Leaving out the pictures, transcribe all of the records faithfully.
★ ★ ★ ★ ★
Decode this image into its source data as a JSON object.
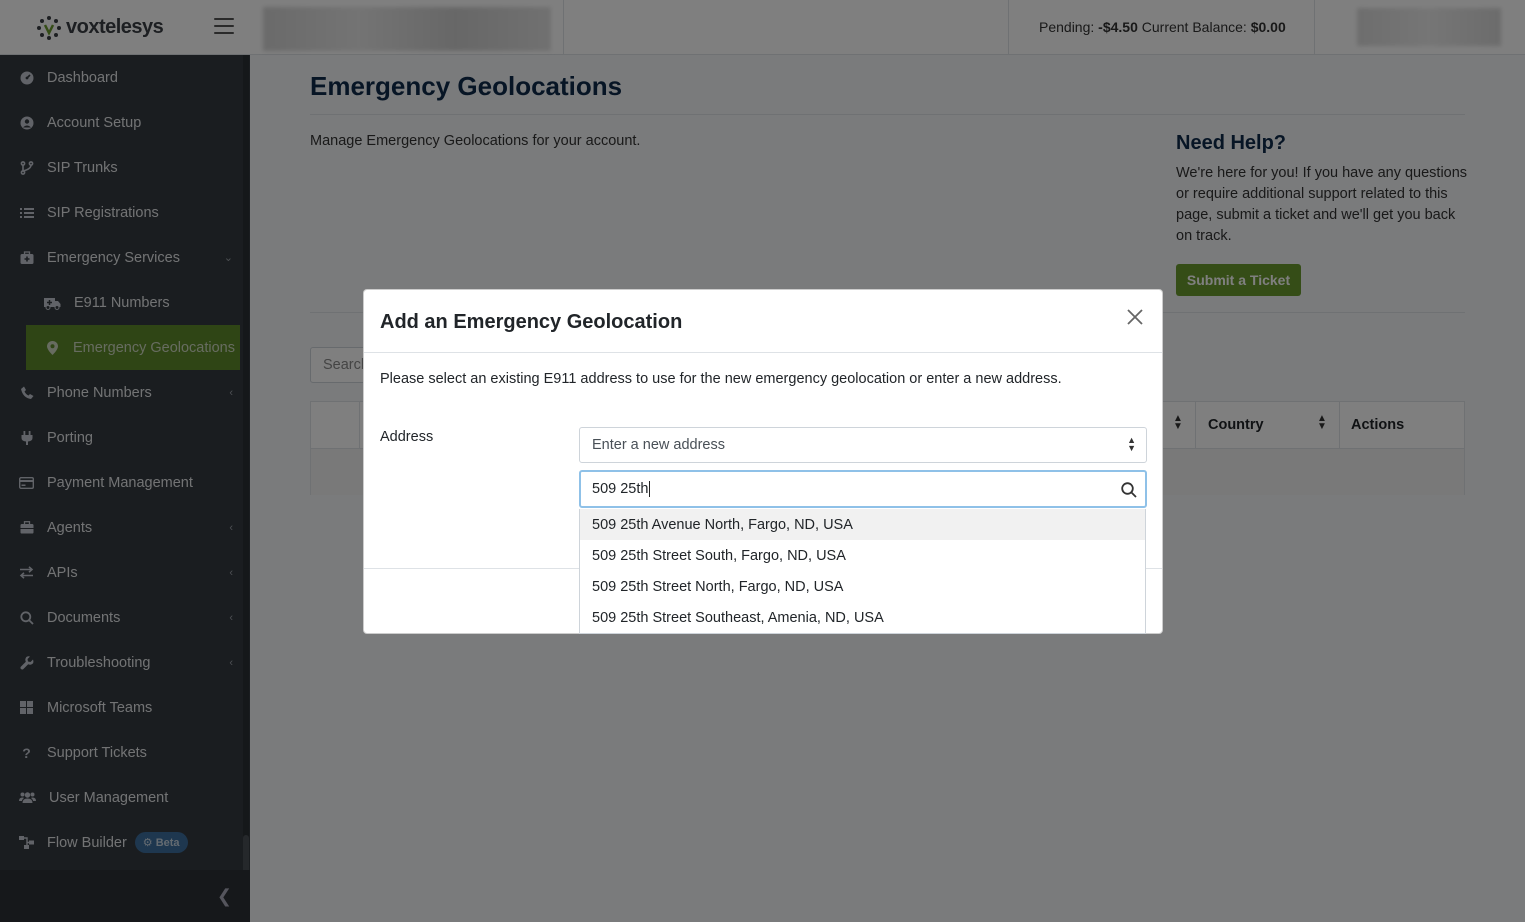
{
  "brand": {
    "name_part1": "vox",
    "name_part2": "telesys"
  },
  "header": {
    "pending_label": "Pending:",
    "pending_value": "-$4.50",
    "balance_label": "Current Balance:",
    "balance_value": "$0.00"
  },
  "sidebar": {
    "items": [
      {
        "label": "Dashboard",
        "icon": "dashboard-icon"
      },
      {
        "label": "Account Setup",
        "icon": "user-circle-icon"
      },
      {
        "label": "SIP Trunks",
        "icon": "branch-icon"
      },
      {
        "label": "SIP Registrations",
        "icon": "list-icon"
      },
      {
        "label": "Emergency Services",
        "icon": "medkit-icon"
      },
      {
        "label": "E911 Numbers",
        "icon": "ambulance-icon"
      },
      {
        "label": "Emergency Geolocations",
        "icon": "map-pin-icon"
      },
      {
        "label": "Phone Numbers",
        "icon": "phone-icon"
      },
      {
        "label": "Porting",
        "icon": "plug-icon"
      },
      {
        "label": "Payment Management",
        "icon": "credit-card-icon"
      },
      {
        "label": "Agents",
        "icon": "briefcase-icon"
      },
      {
        "label": "APIs",
        "icon": "exchange-icon"
      },
      {
        "label": "Documents",
        "icon": "search-icon"
      },
      {
        "label": "Troubleshooting",
        "icon": "wrench-icon"
      },
      {
        "label": "Microsoft Teams",
        "icon": "windows-icon"
      },
      {
        "label": "Support Tickets",
        "icon": "question-icon"
      },
      {
        "label": "User Management",
        "icon": "users-icon"
      },
      {
        "label": "Flow Builder",
        "icon": "sitemap-icon"
      }
    ],
    "beta_badge": "Beta"
  },
  "main": {
    "title": "Emergency Geolocations",
    "description": "Manage Emergency Geolocations for your account.",
    "search_placeholder": "Search",
    "table_headers": {
      "country": "Country",
      "actions": "Actions"
    }
  },
  "help": {
    "title": "Need Help?",
    "text": "We're here for you! If you have any questions or require additional support related to this page, submit a ticket and we'll get you back on track.",
    "button": "Submit a Ticket"
  },
  "modal": {
    "title": "Add an Emergency Geolocation",
    "intro": "Please select an existing E911 address to use for the new emergency geolocation or enter a new address.",
    "address_label": "Address",
    "address_select_value": "Enter a new address",
    "address_input_value": "509 25th",
    "suggestions": [
      "509 25th Avenue North, Fargo, ND, USA",
      "509 25th Street South, Fargo, ND, USA",
      "509 25th Street North, Fargo, ND, USA",
      "509 25th Street Southeast, Amenia, ND, USA"
    ]
  },
  "colors": {
    "accent_green": "#6b9a2f",
    "sidebar_bg": "#343a40",
    "title_navy": "#0f2a4a"
  }
}
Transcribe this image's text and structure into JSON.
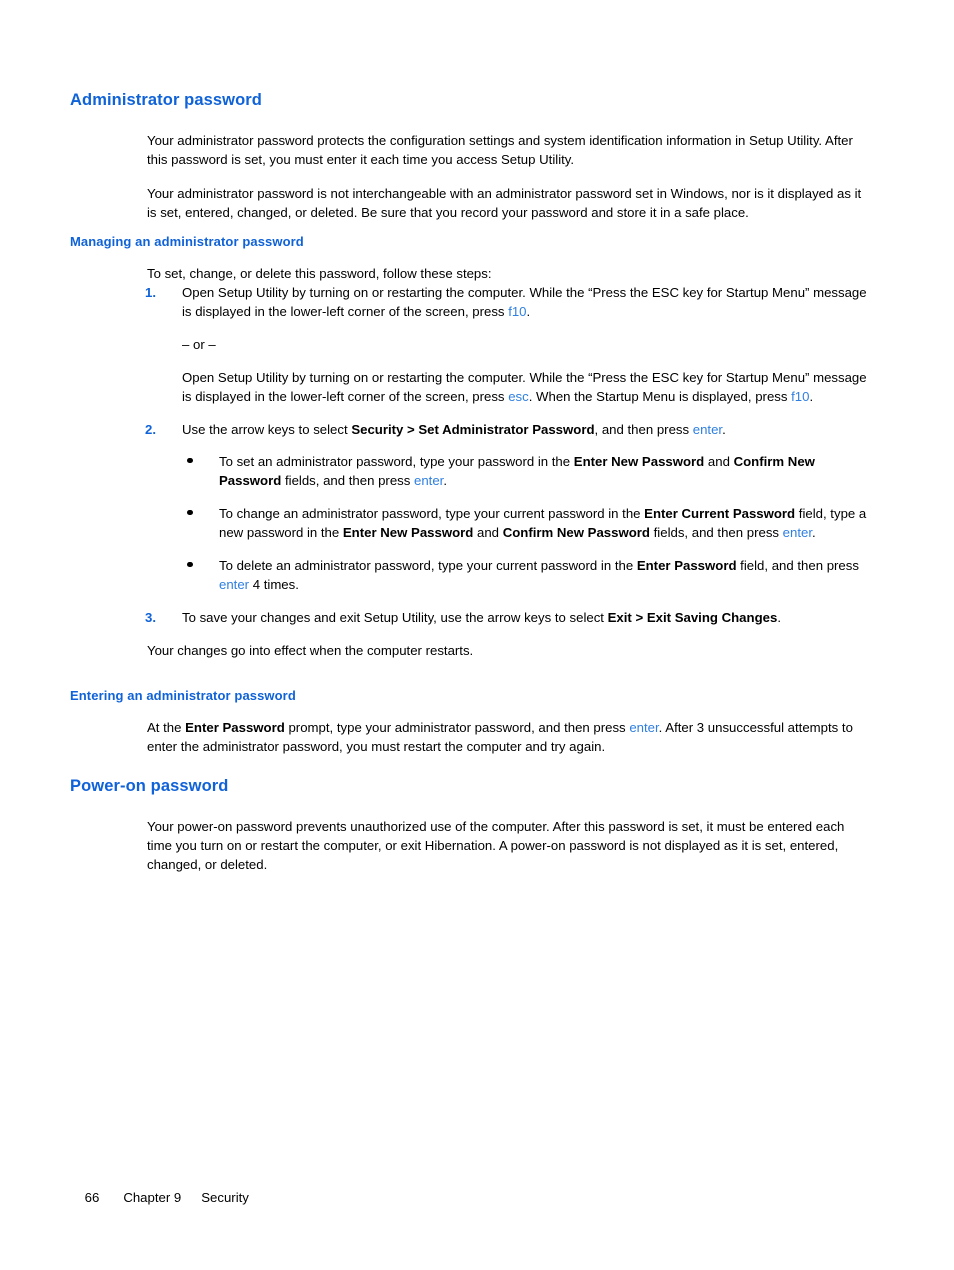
{
  "document": {
    "sections": [
      {
        "heading": "Administrator password",
        "paragraphs": [
          "Your administrator password protects the configuration settings and system identification information in Setup Utility. After this password is set, you must enter it each time you access Setup Utility.",
          "Your administrator password is not interchangeable with an administrator password set in Windows, nor is it displayed as it is set, entered, changed, or deleted. Be sure that you record your password and store it in a safe place."
        ]
      }
    ],
    "managing": {
      "heading": "Managing an administrator password",
      "intro": "To set, change, or delete this password, follow these steps:",
      "steps": [
        {
          "number": "1.",
          "text_before_key": "Open Setup Utility by turning on or restarting the computer. While the “Press the ESC key for Startup Menu” message is displayed in the lower-left corner of the screen, press ",
          "key": "f10",
          "text_after_key": ".",
          "or_divider": "– or –",
          "alt_text_1": "Open Setup Utility by turning on or restarting the computer. While the “Press the ESC key for Startup Menu” message is displayed in the lower-left corner of the screen, press ",
          "alt_key_1": "esc",
          "alt_text_2": ". When the Startup Menu is displayed, press ",
          "alt_key_2": "f10",
          "alt_text_3": "."
        },
        {
          "number": "2.",
          "text_before_bold": "Use the arrow keys to select ",
          "bold": "Security > Set Administrator Password",
          "text_after_bold": ", and then press ",
          "key": "enter",
          "text_end": "."
        },
        {
          "number": "3.",
          "text_before_bold": "To save your changes and exit Setup Utility, use the arrow keys to select ",
          "bold": "Exit > Exit Saving Changes",
          "text_after_bold": "."
        }
      ],
      "bullets": [
        {
          "seg1": "To set an administrator password, type your password in the ",
          "bold1": "Enter New Password",
          "seg2": " and ",
          "bold2": "Confirm New Password",
          "seg3": " fields, and then press ",
          "key": "enter",
          "seg4": "."
        },
        {
          "seg1": "To change an administrator password, type your current password in the ",
          "bold1": "Enter Current Password",
          "seg2": " field, type a new password in the ",
          "bold2": "Enter New Password",
          "seg3": " and ",
          "bold3": "Confirm New Password",
          "seg4": " fields, and then press ",
          "key": "enter",
          "seg5": "."
        },
        {
          "seg1": "To delete an administrator password, type your current password in the ",
          "bold1": "Enter Password",
          "seg2": " field, and then press ",
          "key": "enter",
          "seg3": " 4 times."
        }
      ],
      "closing": "Your changes go into effect when the computer restarts."
    },
    "entering": {
      "heading": "Entering an administrator password",
      "seg1": "At the ",
      "bold1": "Enter Password",
      "seg2": " prompt, type your administrator password, and then press ",
      "key": "enter",
      "seg3": ". After 3 unsuccessful attempts to enter the administrator password, you must restart the computer and try again."
    },
    "poweron": {
      "heading": "Power-on password",
      "paragraph": "Your power-on password prevents unauthorized use of the computer. After this password is set, it must be entered each time you turn on or restart the computer, or exit Hibernation. A power-on password is not displayed as it is set, entered, changed, or deleted."
    },
    "footer": {
      "page_number": "66",
      "chapter": "Chapter 9",
      "chapter_title": "Security"
    },
    "colors": {
      "heading_blue": "#0f62d8",
      "key_blue": "#2f7fe0",
      "body_black": "#000000"
    }
  }
}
★ ★ ★ ★ ★
▶ The solution
Decode this image into its source data as a JSON object.
{
  "brand": {
    "name_part1": "vox",
    "name_part2": "telesys"
  },
  "header": {
    "pending_label": "Pending:",
    "pending_value": "-$4.50",
    "balance_label": "Current Balance:",
    "balance_value": "$0.00"
  },
  "sidebar": {
    "items": [
      {
        "label": "Dashboard",
        "icon": "dashboard-icon"
      },
      {
        "label": "Account Setup",
        "icon": "user-circle-icon"
      },
      {
        "label": "SIP Trunks",
        "icon": "branch-icon"
      },
      {
        "label": "SIP Registrations",
        "icon": "list-icon"
      },
      {
        "label": "Emergency Services",
        "icon": "medkit-icon"
      },
      {
        "label": "E911 Numbers",
        "icon": "ambulance-icon"
      },
      {
        "label": "Emergency Geolocations",
        "icon": "map-pin-icon"
      },
      {
        "label": "Phone Numbers",
        "icon": "phone-icon"
      },
      {
        "label": "Porting",
        "icon": "plug-icon"
      },
      {
        "label": "Payment Management",
        "icon": "credit-card-icon"
      },
      {
        "label": "Agents",
        "icon": "briefcase-icon"
      },
      {
        "label": "APIs",
        "icon": "exchange-icon"
      },
      {
        "label": "Documents",
        "icon": "search-icon"
      },
      {
        "label": "Troubleshooting",
        "icon": "wrench-icon"
      },
      {
        "label": "Microsoft Teams",
        "icon": "windows-icon"
      },
      {
        "label": "Support Tickets",
        "icon": "question-icon"
      },
      {
        "label": "User Management",
        "icon": "users-icon"
      },
      {
        "label": "Flow Builder",
        "icon": "sitemap-icon"
      }
    ],
    "beta_badge": "Beta"
  },
  "main": {
    "title": "Emergency Geolocations",
    "description": "Manage Emergency Geolocations for your account.",
    "search_placeholder": "Search",
    "table_headers": {
      "country": "Country",
      "actions": "Actions"
    }
  },
  "help": {
    "title": "Need Help?",
    "text": "We're here for you! If you have any questions or require additional support related to this page, submit a ticket and we'll get you back on track.",
    "button": "Submit a Ticket"
  },
  "modal": {
    "title": "Add an Emergency Geolocation",
    "intro": "Please select an existing E911 address to use for the new emergency geolocation or enter a new address.",
    "address_label": "Address",
    "address_select_value": "Enter a new address",
    "address_input_value": "509 25th",
    "suggestions": [
      "509 25th Avenue North, Fargo, ND, USA",
      "509 25th Street South, Fargo, ND, USA",
      "509 25th Street North, Fargo, ND, USA",
      "509 25th Street Southeast, Amenia, ND, USA"
    ]
  },
  "colors": {
    "accent_green": "#6b9a2f",
    "sidebar_bg": "#343a40",
    "title_navy": "#0f2a4a"
  }
}
Transcribe this image's text and structure into JSON.
{
  "document": {
    "sections": [
      {
        "heading": "Administrator password",
        "paragraphs": [
          "Your administrator password protects the configuration settings and system identification information in Setup Utility. After this password is set, you must enter it each time you access Setup Utility.",
          "Your administrator password is not interchangeable with an administrator password set in Windows, nor is it displayed as it is set, entered, changed, or deleted. Be sure that you record your password and store it in a safe place."
        ]
      }
    ],
    "managing": {
      "heading": "Managing an administrator password",
      "intro": "To set, change, or delete this password, follow these steps:",
      "steps": [
        {
          "number": "1.",
          "text_before_key": "Open Setup Utility by turning on or restarting the computer. While the “Press the ESC key for Startup Menu” message is displayed in the lower-left corner of the screen, press ",
          "key": "f10",
          "text_after_key": ".",
          "or_divider": "– or –",
          "alt_text_1": "Open Setup Utility by turning on or restarting the computer. While the “Press the ESC key for Startup Menu” message is displayed in the lower-left corner of the screen, press ",
          "alt_key_1": "esc",
          "alt_text_2": ". When the Startup Menu is displayed, press ",
          "alt_key_2": "f10",
          "alt_text_3": "."
        },
        {
          "number": "2.",
          "text_before_bold": "Use the arrow keys to select ",
          "bold": "Security > Set Administrator Password",
          "text_after_bold": ", and then press ",
          "key": "enter",
          "text_end": "."
        },
        {
          "number": "3.",
          "text_before_bold": "To save your changes and exit Setup Utility, use the arrow keys to select ",
          "bold": "Exit > Exit Saving Changes",
          "text_after_bold": "."
        }
      ],
      "bullets": [
        {
          "seg1": "To set an administrator password, type your password in the ",
          "bold1": "Enter New Password",
          "seg2": " and ",
          "bold2": "Confirm New Password",
          "seg3": " fields, and then press ",
          "key": "enter",
          "seg4": "."
        },
        {
          "seg1": "To change an administrator password, type your current password in the ",
          "bold1": "Enter Current Password",
          "seg2": " field, type a new password in the ",
          "bold2": "Enter New Password",
          "seg3": " and ",
          "bold3": "Confirm New Password",
          "seg4": " fields, and then press ",
          "key": "enter",
          "seg5": "."
        },
        {
          "seg1": "To delete an administrator password, type your current password in the ",
          "bold1": "Enter Password",
          "seg2": " field, and then press ",
          "key": "enter",
          "seg3": " 4 times."
        }
      ],
      "closing": "Your changes go into effect when the computer restarts."
    },
    "entering": {
      "heading": "Entering an administrator password",
      "seg1": "At the ",
      "bold1": "Enter Password",
      "seg2": " prompt, type your administrator password, and then press ",
      "key": "enter",
      "seg3": ". After 3 unsuccessful attempts to enter the administrator password, you must restart the computer and try again."
    },
    "poweron": {
      "heading": "Power-on password",
      "paragraph": "Your power-on password prevents unauthorized use of the computer. After this password is set, it must be entered each time you turn on or restart the computer, or exit Hibernation. A power-on password is not displayed as it is set, entered, changed, or deleted."
    },
    "footer": {
      "page_number": "66",
      "chapter": "Chapter 9",
      "chapter_title": "Security"
    },
    "colors": {
      "heading_blue": "#0f62d8",
      "key_blue": "#2f7fe0",
      "body_black": "#000000"
    }
  }
}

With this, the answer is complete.